Find the line that contains "OCR this image." in the entries below. Output it and each later line exactly, and nothing else.

A block of data
* BEGIN *
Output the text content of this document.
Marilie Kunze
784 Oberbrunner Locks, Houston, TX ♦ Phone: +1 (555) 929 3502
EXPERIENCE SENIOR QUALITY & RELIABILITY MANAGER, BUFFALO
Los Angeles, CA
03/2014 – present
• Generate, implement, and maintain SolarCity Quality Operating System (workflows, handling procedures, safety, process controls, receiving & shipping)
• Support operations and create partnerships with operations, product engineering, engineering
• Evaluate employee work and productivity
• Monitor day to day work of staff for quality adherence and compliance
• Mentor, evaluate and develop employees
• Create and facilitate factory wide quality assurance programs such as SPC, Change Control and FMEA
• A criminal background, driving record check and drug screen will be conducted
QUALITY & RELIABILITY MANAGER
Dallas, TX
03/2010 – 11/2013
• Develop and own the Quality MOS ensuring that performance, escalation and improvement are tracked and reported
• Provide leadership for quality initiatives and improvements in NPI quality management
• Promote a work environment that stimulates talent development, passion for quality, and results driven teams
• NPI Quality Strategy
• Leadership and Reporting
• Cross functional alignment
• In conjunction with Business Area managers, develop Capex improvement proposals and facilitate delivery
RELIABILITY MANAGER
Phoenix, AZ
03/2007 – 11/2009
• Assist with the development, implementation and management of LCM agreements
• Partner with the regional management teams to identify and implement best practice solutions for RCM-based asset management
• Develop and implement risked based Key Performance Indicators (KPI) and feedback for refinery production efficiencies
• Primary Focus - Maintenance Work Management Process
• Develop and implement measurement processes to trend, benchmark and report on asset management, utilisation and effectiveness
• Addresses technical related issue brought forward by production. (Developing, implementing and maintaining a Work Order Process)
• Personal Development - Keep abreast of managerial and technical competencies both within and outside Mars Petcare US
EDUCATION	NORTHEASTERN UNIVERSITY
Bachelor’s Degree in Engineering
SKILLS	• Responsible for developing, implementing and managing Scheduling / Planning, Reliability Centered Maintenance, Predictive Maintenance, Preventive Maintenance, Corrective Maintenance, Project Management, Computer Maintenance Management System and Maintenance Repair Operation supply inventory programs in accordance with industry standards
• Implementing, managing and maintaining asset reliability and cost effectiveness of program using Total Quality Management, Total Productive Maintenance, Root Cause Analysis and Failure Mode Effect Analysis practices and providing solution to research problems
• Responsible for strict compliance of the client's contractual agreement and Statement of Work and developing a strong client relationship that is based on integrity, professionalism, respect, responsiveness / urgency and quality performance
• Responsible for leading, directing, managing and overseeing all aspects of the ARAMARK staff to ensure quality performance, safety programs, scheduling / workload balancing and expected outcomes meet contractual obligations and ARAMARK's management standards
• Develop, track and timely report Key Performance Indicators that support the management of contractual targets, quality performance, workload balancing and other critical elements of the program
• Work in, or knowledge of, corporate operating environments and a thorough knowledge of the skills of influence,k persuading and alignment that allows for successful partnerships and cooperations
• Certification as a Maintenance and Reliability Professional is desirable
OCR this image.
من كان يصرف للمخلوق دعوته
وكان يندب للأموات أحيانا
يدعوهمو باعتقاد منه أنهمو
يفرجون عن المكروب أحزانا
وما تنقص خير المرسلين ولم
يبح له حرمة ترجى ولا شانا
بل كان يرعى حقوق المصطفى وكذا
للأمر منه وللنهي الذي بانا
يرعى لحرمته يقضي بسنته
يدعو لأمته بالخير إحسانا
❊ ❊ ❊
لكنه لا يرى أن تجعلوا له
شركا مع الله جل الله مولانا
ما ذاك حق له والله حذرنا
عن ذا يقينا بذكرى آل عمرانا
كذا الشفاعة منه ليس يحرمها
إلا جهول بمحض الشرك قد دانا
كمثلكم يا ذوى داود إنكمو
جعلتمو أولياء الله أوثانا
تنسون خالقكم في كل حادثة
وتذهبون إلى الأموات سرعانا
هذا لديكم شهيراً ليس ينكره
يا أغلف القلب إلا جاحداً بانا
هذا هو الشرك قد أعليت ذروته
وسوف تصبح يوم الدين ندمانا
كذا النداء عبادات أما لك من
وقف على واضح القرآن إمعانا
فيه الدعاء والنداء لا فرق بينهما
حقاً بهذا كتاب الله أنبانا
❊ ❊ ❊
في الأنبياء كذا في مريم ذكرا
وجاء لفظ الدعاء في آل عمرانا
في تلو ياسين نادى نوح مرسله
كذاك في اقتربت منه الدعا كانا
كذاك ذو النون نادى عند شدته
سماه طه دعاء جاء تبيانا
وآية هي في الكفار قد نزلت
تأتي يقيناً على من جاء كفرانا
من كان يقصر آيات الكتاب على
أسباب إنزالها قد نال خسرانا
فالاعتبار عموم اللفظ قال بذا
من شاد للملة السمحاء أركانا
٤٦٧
* END *
▸ **THE SOLUTION**
OCR this image.
من كان يصرف للمخلوق دعوته
وكان يندب للأموات أحيانا
يدعوهمو باعتقاد منه أنهمو
يفرجون عن المكروب أحزانا
وما تنقص خير المرسلين ولم
يبح له حرمة ترجى ولا شانا
بل كان يرعى حقوق المصطفى وكذا
للأمر منه وللنهي الذي بانا
يرعى لحرمته يقضي بسنته
يدعو لأمته بالخير إحسانا
❊ ❊ ❊
لكنه لا يرى أن تجعلوا له
شركا مع الله جل الله مولانا
ما ذاك حق له والله حذرنا
عن ذا يقينا بذكرى آل عمرانا
كذا الشفاعة منه ليس يحرمها
إلا جهول بمحض الشرك قد دانا
كمثلكم يا ذوى داود إنكمو
جعلتمو أولياء الله أوثانا
تنسون خالقكم في كل حادثة
وتذهبون إلى الأموات سرعانا
هذا لديكم شهيراً ليس ينكره
يا أغلف القلب إلا جاحداً بانا
هذا هو الشرك قد أعليت ذروته
وسوف تصبح يوم الدين ندمانا
كذا النداء عبادات أما لك من
وقف على واضح القرآن إمعانا
فيه الدعاء والنداء لا فرق بينهما
حقاً بهذا كتاب الله أنبانا
❊ ❊ ❊
في الأنبياء كذا في مريم ذكرا
وجاء لفظ الدعاء في آل عمرانا
في تلو ياسين نادى نوح مرسله
كذاك في اقتربت منه الدعا كانا
كذاك ذو النون نادى عند شدته
سماه طه دعاء جاء تبيانا
وآية هي في الكفار قد نزلت
تأتي يقيناً على من جاء كفرانا
من كان يقصر آيات الكتاب على
أسباب إنزالها قد نال خسرانا
فالاعتبار عموم اللفظ قال بذا
من شاد للملة السمحاء أركانا
٤٦٧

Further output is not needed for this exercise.